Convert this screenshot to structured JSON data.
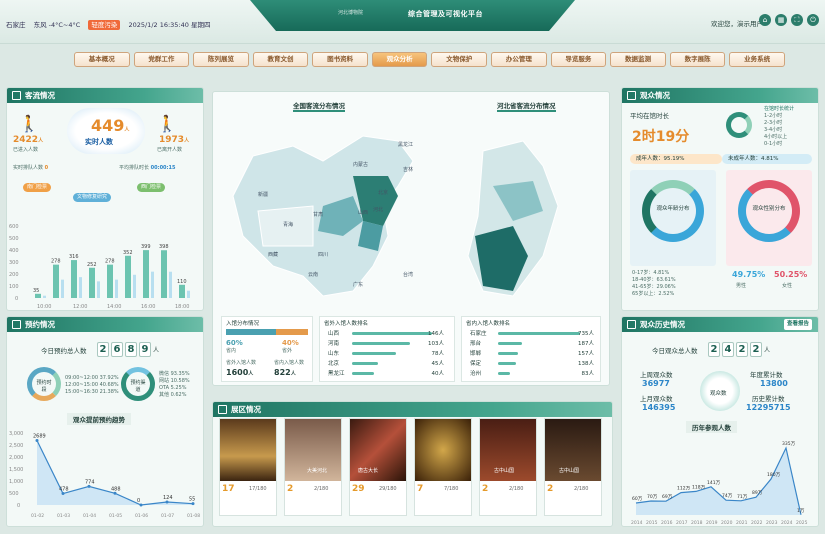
{
  "header": {
    "location": "石家庄",
    "weather": "东风 -4°C~4°C",
    "aq": "轻度污染",
    "datetime": "2025/1/2 16:35:40 星期四",
    "title": "综合管理及可视化平台",
    "logo": "河北博物院",
    "greeting": "欢迎您，演示用户"
  },
  "nav": [
    "基本概况",
    "党群工作",
    "陈列展览",
    "教育文创",
    "图书资料",
    "观众分析",
    "文物保护",
    "办公管理",
    "导览服务",
    "数据监测",
    "数字展陈",
    "业务系统"
  ],
  "visitor": {
    "title": "客流情况",
    "entered": "2422",
    "entered_unit": "人",
    "entered_label": "已进入人数",
    "realtime": "449",
    "realtime_unit": "人",
    "realtime_label": "实时人数",
    "left": "1973",
    "left_unit": "人",
    "left_label": "已离开人数",
    "queue_label": "实时排队人数",
    "queue_val": "0",
    "wait_label": "平均排队时长",
    "wait_val": "00:00:15",
    "chips": [
      "南门检票",
      "文物修复研究",
      "西门检票"
    ],
    "hours": [
      "10:00",
      "12:00",
      "14:00",
      "16:00",
      "18:00"
    ],
    "bars": [
      35,
      278,
      316,
      252,
      278,
      352,
      399,
      398,
      110
    ]
  },
  "reserve": {
    "title": "预约情况",
    "today_label": "今日预约总人数",
    "digits": [
      "2",
      "6",
      "8",
      "9"
    ],
    "unit": "人",
    "left_ring": "预约时段",
    "left_legend": [
      "09:00~12:00 37.92%",
      "12:00~15:00 40.68%",
      "15:00~16:30 21.38%"
    ],
    "right_ring": "预约渠道",
    "right_legend": [
      "微信 93.35%",
      "网站 10.58%",
      "OTA 5.25%",
      "其他 0.62%"
    ],
    "trend_title": "观众提前预约趋势",
    "trend": [
      2689,
      478,
      774,
      488,
      0,
      124,
      55
    ],
    "trend_x": [
      "01-02",
      "01-03",
      "01-04",
      "01-05",
      "01-06",
      "01-07",
      "01-08"
    ],
    "trend_y": [
      "3,000",
      "2,500",
      "2,000",
      "1,500",
      "1,000",
      "500",
      "0"
    ]
  },
  "map": {
    "title_left": "全国客流分布情况",
    "title_right": "河北省客流分布情况",
    "bottom_left_title": "入馆分布情况",
    "pct_a": "60%",
    "pct_a_label": "省内",
    "pct_b": "40%",
    "pct_b_label": "省外",
    "in_label": "省外入馆人数",
    "in_val": "1600",
    "in_unit": "人",
    "out_label": "省内入馆人数",
    "out_val": "822",
    "out_unit": "人",
    "nation_rank_title": "省外入馆人数排名",
    "nation": [
      {
        "n": "山西",
        "v": "146人"
      },
      {
        "n": "河南",
        "v": "103人"
      },
      {
        "n": "山东",
        "v": "78人"
      },
      {
        "n": "北京",
        "v": "45人"
      },
      {
        "n": "黑龙江",
        "v": "40人"
      }
    ],
    "prov_rank_title": "省内入馆人数排名",
    "prov": [
      {
        "n": "石家庄",
        "v": "735人"
      },
      {
        "n": "邢台",
        "v": "187人"
      },
      {
        "n": "邯郸",
        "v": "157人"
      },
      {
        "n": "保定",
        "v": "138人"
      },
      {
        "n": "沧州",
        "v": "83人"
      }
    ],
    "labels": [
      "新疆",
      "西藏",
      "青海",
      "内蒙古",
      "四川",
      "甘肃",
      "云南",
      "广东",
      "台湾",
      "黑龙江",
      "吉林",
      "北京",
      "河北",
      "山西"
    ]
  },
  "exhibit": {
    "title": "展区情况",
    "cards": [
      {
        "n": "17",
        "t": "17/180"
      },
      {
        "n": "2",
        "t": "2/180"
      },
      {
        "n": "29",
        "t": "29/180"
      },
      {
        "n": "7",
        "t": "7/180"
      },
      {
        "n": "2",
        "t": "2/180"
      },
      {
        "n": "2",
        "t": "2/180"
      }
    ],
    "captions": [
      "北区大厅",
      "大美河北",
      "唐古大长",
      "北区南厅",
      "古中山国",
      "古中山国"
    ]
  },
  "audience": {
    "title": "观众情况",
    "stay_label": "平均在馆时长",
    "stay_val": "2时19分",
    "stay_dist_label": "在馆时长统计",
    "stay_legend": [
      "1-2小时",
      "2-3小时",
      "3-4小时",
      "4小时以上",
      "0-1小时"
    ],
    "adult_label": "成年人数：",
    "adult_val": "95.19%",
    "minor_label": "未成年人数：",
    "minor_val": "4.81%",
    "age_label": "观众年龄分布",
    "gender_label": "观众性别分布",
    "age_legend": [
      "0-17岁：4.81%",
      "18-40岁：63.61%",
      "41-65岁：29.06%",
      "65岁以上：2.52%"
    ],
    "male": "49.75%",
    "female": "50.25%",
    "male_label": "男性",
    "female_label": "女性"
  },
  "history": {
    "title": "观众历史情况",
    "btn": "查看报告",
    "today_label": "今日观众总人数",
    "digits": [
      "2",
      "4",
      "2",
      "2"
    ],
    "unit": "人",
    "last_week_label": "上周观众数",
    "last_week": "36977",
    "year_label": "年度累计数",
    "year_val": "13800",
    "last_month_label": "上月观众数",
    "last_month": "146395",
    "total_label": "历史累计数",
    "total_val": "12295715",
    "center": "观众数",
    "trend_title": "历年参观人数",
    "years": [
      "2014",
      "2015",
      "2016",
      "2017",
      "2018",
      "2019",
      "2020",
      "2021",
      "2022",
      "2023",
      "2024",
      "2025"
    ],
    "values": [
      60,
      70,
      69,
      112,
      118,
      141,
      74,
      71,
      89,
      180,
      335,
      1
    ],
    "unit_label": "万"
  },
  "colors": {
    "primary": "#1f7563",
    "accent": "#e49a4b",
    "male": "#3aa6d9",
    "female": "#e0546a"
  }
}
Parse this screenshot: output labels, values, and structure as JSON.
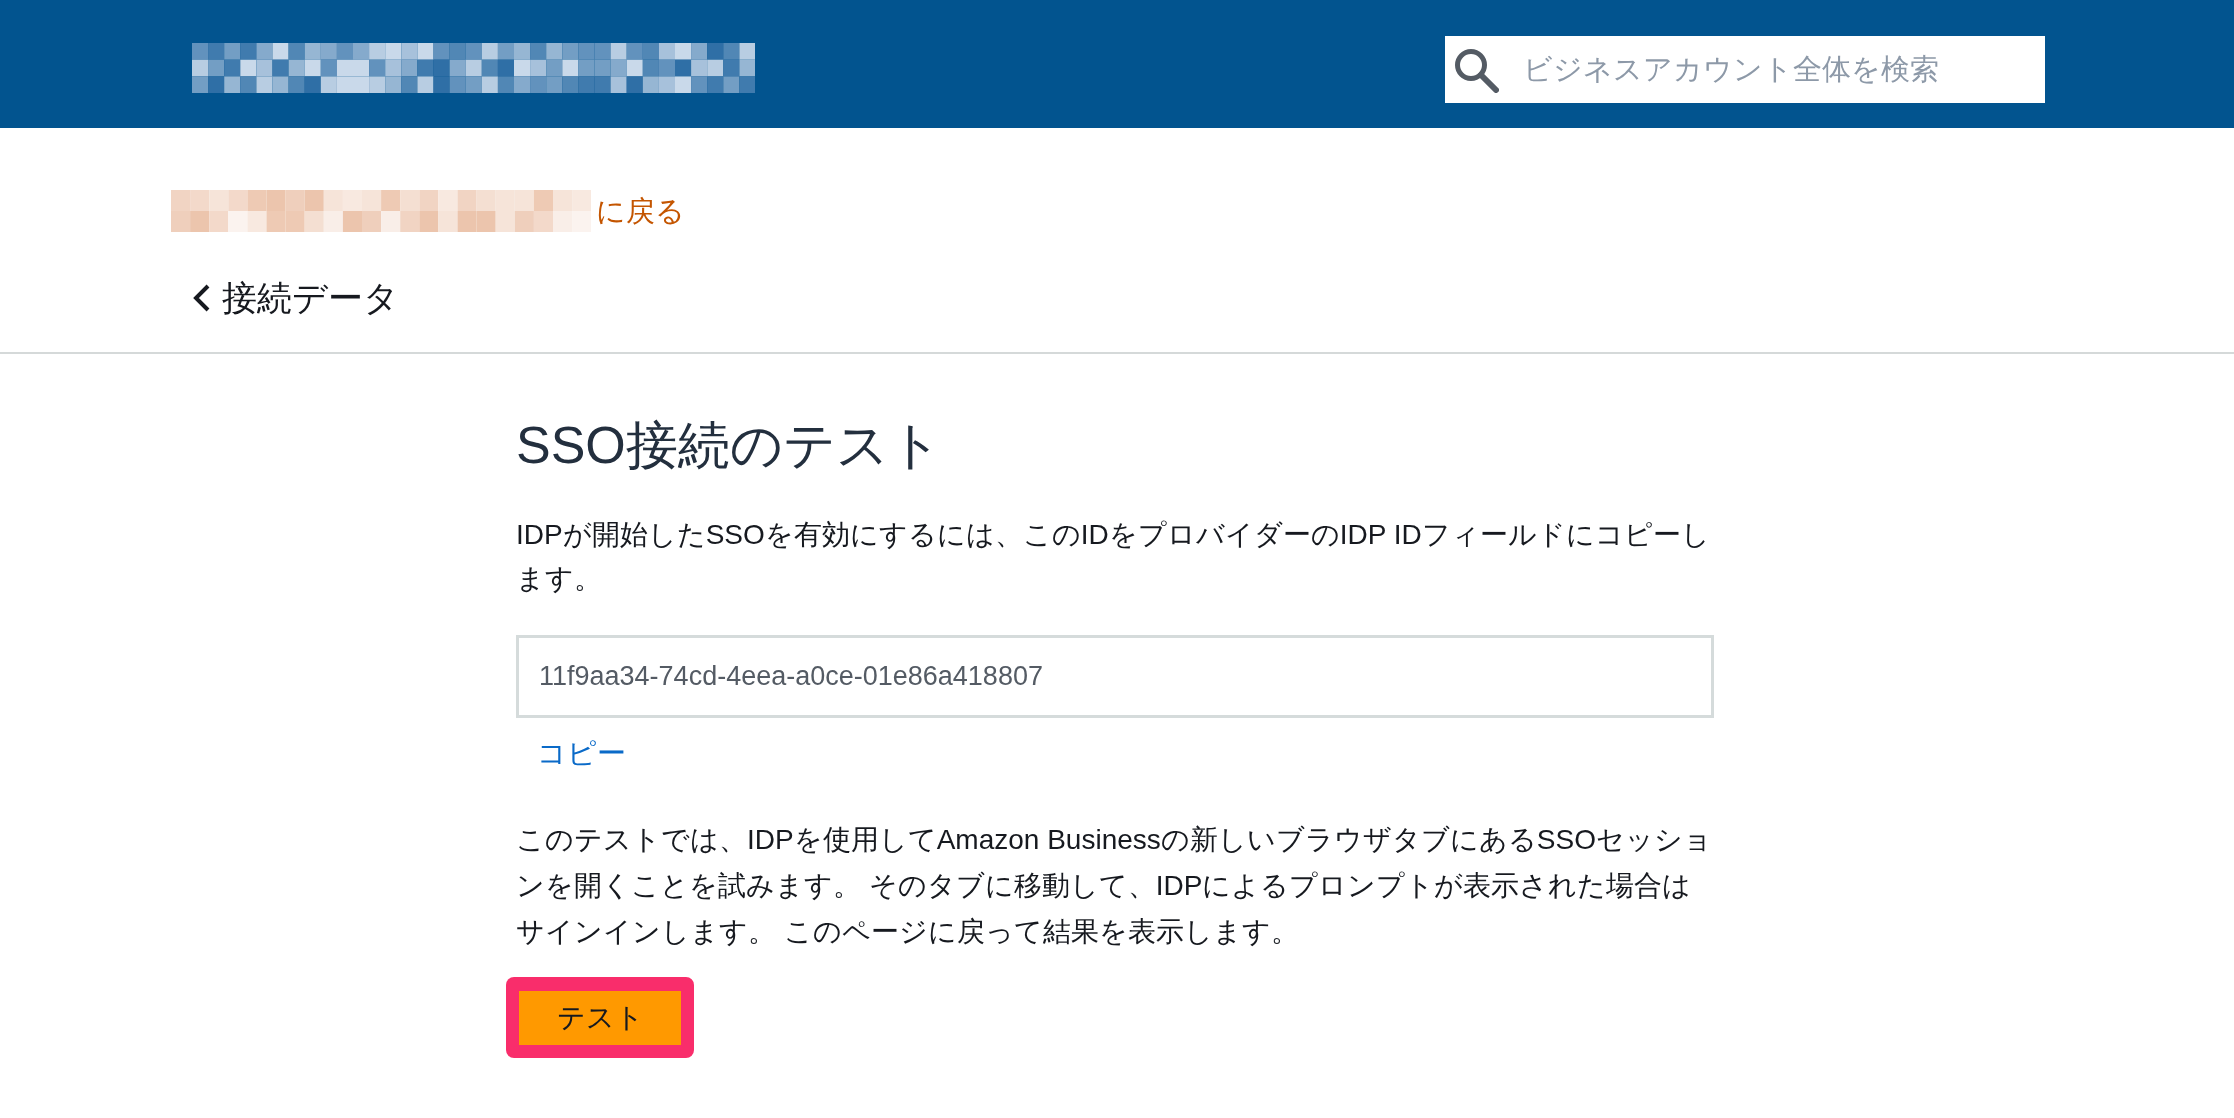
{
  "header": {
    "search": {
      "placeholder": "ビジネスアカウント全体を検索"
    }
  },
  "return_link": {
    "text": "に戻る"
  },
  "breadcrumb": {
    "text": "接続データ"
  },
  "content": {
    "title": "SSO接続のテスト",
    "description": "IDPが開始したSSOを有効にするには、このIDをプロバイダーのIDP IDフィールドにコピーします。",
    "id_field": {
      "value": "11f9aa34-74cd-4eea-a0ce-01e86a418807"
    },
    "copy_link": "コピー",
    "test_description": "このテストでは、IDPを使用してAmazon Businessの新しいブラウザタブにあるSSOセッションを開くことを試みます。 そのタブに移動して、IDPによるプロンプトが表示された場合はサインインします。 このページに戻って結果を表示します。",
    "test_button": {
      "label": "テスト",
      "highlighted": true
    }
  }
}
####
◆ **THE PROBLEM**: Reproduce the data verbatim. Do not carry any picture into the copy.

◆ **RESPONSE FOR THIS EXERCISE**:
Convert this screenshot to structured JSON data.
{
  "header": {
    "location": "石家庄",
    "weather": "东风 -4°C~4°C",
    "aq": "轻度污染",
    "datetime": "2025/1/2 16:35:40 星期四",
    "title": "综合管理及可视化平台",
    "logo": "河北博物院",
    "greeting": "欢迎您，演示用户"
  },
  "nav": [
    "基本概况",
    "党群工作",
    "陈列展览",
    "教育文创",
    "图书资料",
    "观众分析",
    "文物保护",
    "办公管理",
    "导览服务",
    "数据监测",
    "数字展陈",
    "业务系统"
  ],
  "visitor": {
    "title": "客流情况",
    "entered": "2422",
    "entered_unit": "人",
    "entered_label": "已进入人数",
    "realtime": "449",
    "realtime_unit": "人",
    "realtime_label": "实时人数",
    "left": "1973",
    "left_unit": "人",
    "left_label": "已离开人数",
    "queue_label": "实时排队人数",
    "queue_val": "0",
    "wait_label": "平均排队时长",
    "wait_val": "00:00:15",
    "chips": [
      "南门检票",
      "文物修复研究",
      "西门检票"
    ],
    "hours": [
      "10:00",
      "12:00",
      "14:00",
      "16:00",
      "18:00"
    ],
    "bars": [
      35,
      278,
      316,
      252,
      278,
      352,
      399,
      398,
      110
    ]
  },
  "reserve": {
    "title": "预约情况",
    "today_label": "今日预约总人数",
    "digits": [
      "2",
      "6",
      "8",
      "9"
    ],
    "unit": "人",
    "left_ring": "预约时段",
    "left_legend": [
      "09:00~12:00 37.92%",
      "12:00~15:00 40.68%",
      "15:00~16:30 21.38%"
    ],
    "right_ring": "预约渠道",
    "right_legend": [
      "微信 93.35%",
      "网站 10.58%",
      "OTA 5.25%",
      "其他 0.62%"
    ],
    "trend_title": "观众提前预约趋势",
    "trend": [
      2689,
      478,
      774,
      488,
      0,
      124,
      55
    ],
    "trend_x": [
      "01-02",
      "01-03",
      "01-04",
      "01-05",
      "01-06",
      "01-07",
      "01-08"
    ],
    "trend_y": [
      "3,000",
      "2,500",
      "2,000",
      "1,500",
      "1,000",
      "500",
      "0"
    ]
  },
  "map": {
    "title_left": "全国客流分布情况",
    "title_right": "河北省客流分布情况",
    "bottom_left_title": "入馆分布情况",
    "pct_a": "60%",
    "pct_a_label": "省内",
    "pct_b": "40%",
    "pct_b_label": "省外",
    "in_label": "省外入馆人数",
    "in_val": "1600",
    "in_unit": "人",
    "out_label": "省内入馆人数",
    "out_val": "822",
    "out_unit": "人",
    "nation_rank_title": "省外入馆人数排名",
    "nation": [
      {
        "n": "山西",
        "v": "146人"
      },
      {
        "n": "河南",
        "v": "103人"
      },
      {
        "n": "山东",
        "v": "78人"
      },
      {
        "n": "北京",
        "v": "45人"
      },
      {
        "n": "黑龙江",
        "v": "40人"
      }
    ],
    "prov_rank_title": "省内入馆人数排名",
    "prov": [
      {
        "n": "石家庄",
        "v": "735人"
      },
      {
        "n": "邢台",
        "v": "187人"
      },
      {
        "n": "邯郸",
        "v": "157人"
      },
      {
        "n": "保定",
        "v": "138人"
      },
      {
        "n": "沧州",
        "v": "83人"
      }
    ],
    "labels": [
      "新疆",
      "西藏",
      "青海",
      "内蒙古",
      "四川",
      "甘肃",
      "云南",
      "广东",
      "台湾",
      "黑龙江",
      "吉林",
      "北京",
      "河北",
      "山西"
    ]
  },
  "exhibit": {
    "title": "展区情况",
    "cards": [
      {
        "n": "17",
        "t": "17/180"
      },
      {
        "n": "2",
        "t": "2/180"
      },
      {
        "n": "29",
        "t": "29/180"
      },
      {
        "n": "7",
        "t": "7/180"
      },
      {
        "n": "2",
        "t": "2/180"
      },
      {
        "n": "2",
        "t": "2/180"
      }
    ],
    "captions": [
      "北区大厅",
      "大美河北",
      "唐古大长",
      "北区南厅",
      "古中山国",
      "古中山国"
    ]
  },
  "audience": {
    "title": "观众情况",
    "stay_label": "平均在馆时长",
    "stay_val": "2时19分",
    "stay_dist_label": "在馆时长统计",
    "stay_legend": [
      "1-2小时",
      "2-3小时",
      "3-4小时",
      "4小时以上",
      "0-1小时"
    ],
    "adult_label": "成年人数：",
    "adult_val": "95.19%",
    "minor_label": "未成年人数：",
    "minor_val": "4.81%",
    "age_label": "观众年龄分布",
    "gender_label": "观众性别分布",
    "age_legend": [
      "0-17岁：4.81%",
      "18-40岁：63.61%",
      "41-65岁：29.06%",
      "65岁以上：2.52%"
    ],
    "male": "49.75%",
    "female": "50.25%",
    "male_label": "男性",
    "female_label": "女性"
  },
  "history": {
    "title": "观众历史情况",
    "btn": "查看报告",
    "today_label": "今日观众总人数",
    "digits": [
      "2",
      "4",
      "2",
      "2"
    ],
    "unit": "人",
    "last_week_label": "上周观众数",
    "last_week": "36977",
    "year_label": "年度累计数",
    "year_val": "13800",
    "last_month_label": "上月观众数",
    "last_month": "146395",
    "total_label": "历史累计数",
    "total_val": "12295715",
    "center": "观众数",
    "trend_title": "历年参观人数",
    "years": [
      "2014",
      "2015",
      "2016",
      "2017",
      "2018",
      "2019",
      "2020",
      "2021",
      "2022",
      "2023",
      "2024",
      "2025"
    ],
    "values": [
      60,
      70,
      69,
      112,
      118,
      141,
      74,
      71,
      89,
      180,
      335,
      1
    ],
    "unit_label": "万"
  },
  "colors": {
    "primary": "#1f7563",
    "accent": "#e49a4b",
    "male": "#3aa6d9",
    "female": "#e0546a"
  }
}
Parse this screenshot: output labels, values, and structure as JSON.
{
  "header": {
    "search": {
      "placeholder": "ビジネスアカウント全体を検索"
    }
  },
  "return_link": {
    "text": "に戻る"
  },
  "breadcrumb": {
    "text": "接続データ"
  },
  "content": {
    "title": "SSO接続のテスト",
    "description": "IDPが開始したSSOを有効にするには、このIDをプロバイダーのIDP IDフィールドにコピーします。",
    "id_field": {
      "value": "11f9aa34-74cd-4eea-a0ce-01e86a418807"
    },
    "copy_link": "コピー",
    "test_description": "このテストでは、IDPを使用してAmazon Businessの新しいブラウザタブにあるSSOセッションを開くことを試みます。 そのタブに移動して、IDPによるプロンプトが表示された場合はサインインします。 このページに戻って結果を表示します。",
    "test_button": {
      "label": "テスト",
      "highlighted": true
    }
  }
}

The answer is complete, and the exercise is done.